RECORDS -

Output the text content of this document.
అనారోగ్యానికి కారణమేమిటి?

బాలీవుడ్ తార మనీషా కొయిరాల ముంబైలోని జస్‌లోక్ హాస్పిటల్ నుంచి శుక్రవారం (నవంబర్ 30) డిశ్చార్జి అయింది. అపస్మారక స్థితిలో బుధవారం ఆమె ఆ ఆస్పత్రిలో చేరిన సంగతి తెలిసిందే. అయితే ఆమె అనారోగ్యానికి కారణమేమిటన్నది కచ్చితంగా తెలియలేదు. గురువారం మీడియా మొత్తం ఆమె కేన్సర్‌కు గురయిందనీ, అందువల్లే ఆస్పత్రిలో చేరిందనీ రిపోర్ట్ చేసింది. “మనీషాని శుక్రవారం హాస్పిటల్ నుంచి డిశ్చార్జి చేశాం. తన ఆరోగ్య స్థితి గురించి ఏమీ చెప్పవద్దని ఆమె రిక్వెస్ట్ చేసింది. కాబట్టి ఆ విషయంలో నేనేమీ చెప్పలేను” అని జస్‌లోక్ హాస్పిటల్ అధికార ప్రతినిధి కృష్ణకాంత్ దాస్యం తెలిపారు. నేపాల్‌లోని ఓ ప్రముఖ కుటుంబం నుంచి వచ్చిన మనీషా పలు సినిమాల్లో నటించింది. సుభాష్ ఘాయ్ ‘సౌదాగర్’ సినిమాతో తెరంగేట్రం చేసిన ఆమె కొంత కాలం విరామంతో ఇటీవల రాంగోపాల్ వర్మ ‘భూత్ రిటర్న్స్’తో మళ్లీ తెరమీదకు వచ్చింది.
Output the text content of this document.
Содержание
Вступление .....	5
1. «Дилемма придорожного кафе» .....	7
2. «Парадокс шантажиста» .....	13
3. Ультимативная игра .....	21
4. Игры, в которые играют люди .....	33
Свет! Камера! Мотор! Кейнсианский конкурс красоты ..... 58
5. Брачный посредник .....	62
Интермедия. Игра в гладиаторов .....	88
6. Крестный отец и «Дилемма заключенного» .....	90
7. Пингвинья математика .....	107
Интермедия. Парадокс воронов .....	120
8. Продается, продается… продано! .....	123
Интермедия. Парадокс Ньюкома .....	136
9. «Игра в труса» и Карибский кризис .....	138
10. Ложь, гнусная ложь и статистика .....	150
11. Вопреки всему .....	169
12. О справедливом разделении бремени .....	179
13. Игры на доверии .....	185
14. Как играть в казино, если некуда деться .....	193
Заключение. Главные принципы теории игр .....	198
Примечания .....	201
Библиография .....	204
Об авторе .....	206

AIM OF THE TASK - Repeat the material above in full, keeping every word.

EXPECTED ANSWER -
Output the text content of this document.
అనారోగ్యానికి కారణమేమిటి?

బాలీవుడ్ తార మనీషా కొయిరాల ముంబైలోని జస్‌లోక్ హాస్పిటల్ నుంచి శుక్రవారం (నవంబర్ 30) డిశ్చార్జి అయింది. అపస్మారక స్థితిలో బుధవారం ఆమె ఆ ఆస్పత్రిలో చేరిన సంగతి తెలిసిందే. అయితే ఆమె అనారోగ్యానికి కారణమేమిటన్నది కచ్చితంగా తెలియలేదు. గురువారం మీడియా మొత్తం ఆమె కేన్సర్‌కు గురయిందనీ, అందువల్లే ఆస్పత్రిలో చేరిందనీ రిపోర్ట్ చేసింది. “మనీషాని శుక్రవారం హాస్పిటల్ నుంచి డిశ్చార్జి చేశాం. తన ఆరోగ్య స్థితి గురించి ఏమీ చెప్పవద్దని ఆమె రిక్వెస్ట్ చేసింది. కాబట్టి ఆ విషయంలో నేనేమీ చెప్పలేను” అని జస్‌లోక్ హాస్పిటల్ అధికార ప్రతినిధి కృష్ణకాంత్ దాస్యం తెలిపారు. నేపాల్‌లోని ఓ ప్రముఖ కుటుంబం నుంచి వచ్చిన మనీషా పలు సినిమాల్లో నటించింది. సుభాష్ ఘాయ్ ‘సౌదాగర్’ సినిమాతో తెరంగేట్రం చేసిన ఆమె కొంత కాలం విరామంతో ఇటీవల రాంగోపాల్ వర్మ ‘భూత్ రిటర్న్స్’తో మళ్లీ తెరమీదకు వచ్చింది.
Output the text content of this document.
Содержание
Вступление .....	5
1. «Дилемма придорожного кафе» .....	7
2. «Парадокс шантажиста» .....	13
3. Ультимативная игра .....	21
4. Игры, в которые играют люди .....	33
Свет! Камера! Мотор! Кейнсианский конкурс красоты ..... 58
5. Брачный посредник .....	62
Интермедия. Игра в гладиаторов .....	88
6. Крестный отец и «Дилемма заключенного» .....	90
7. Пингвинья математика .....	107
Интермедия. Парадокс воронов .....	120
8. Продается, продается… продано! .....	123
Интермедия. Парадокс Ньюкома .....	136
9. «Игра в труса» и Карибский кризис .....	138
10. Ложь, гнусная ложь и статистика .....	150
11. Вопреки всему .....	169
12. О справедливом разделении бремени .....	179
13. Игры на доверии .....	185
14. Как играть в казино, если некуда деться .....	193
Заключение. Главные принципы теории игр .....	198
Примечания .....	201
Библиография .....	204
Об авторе .....	206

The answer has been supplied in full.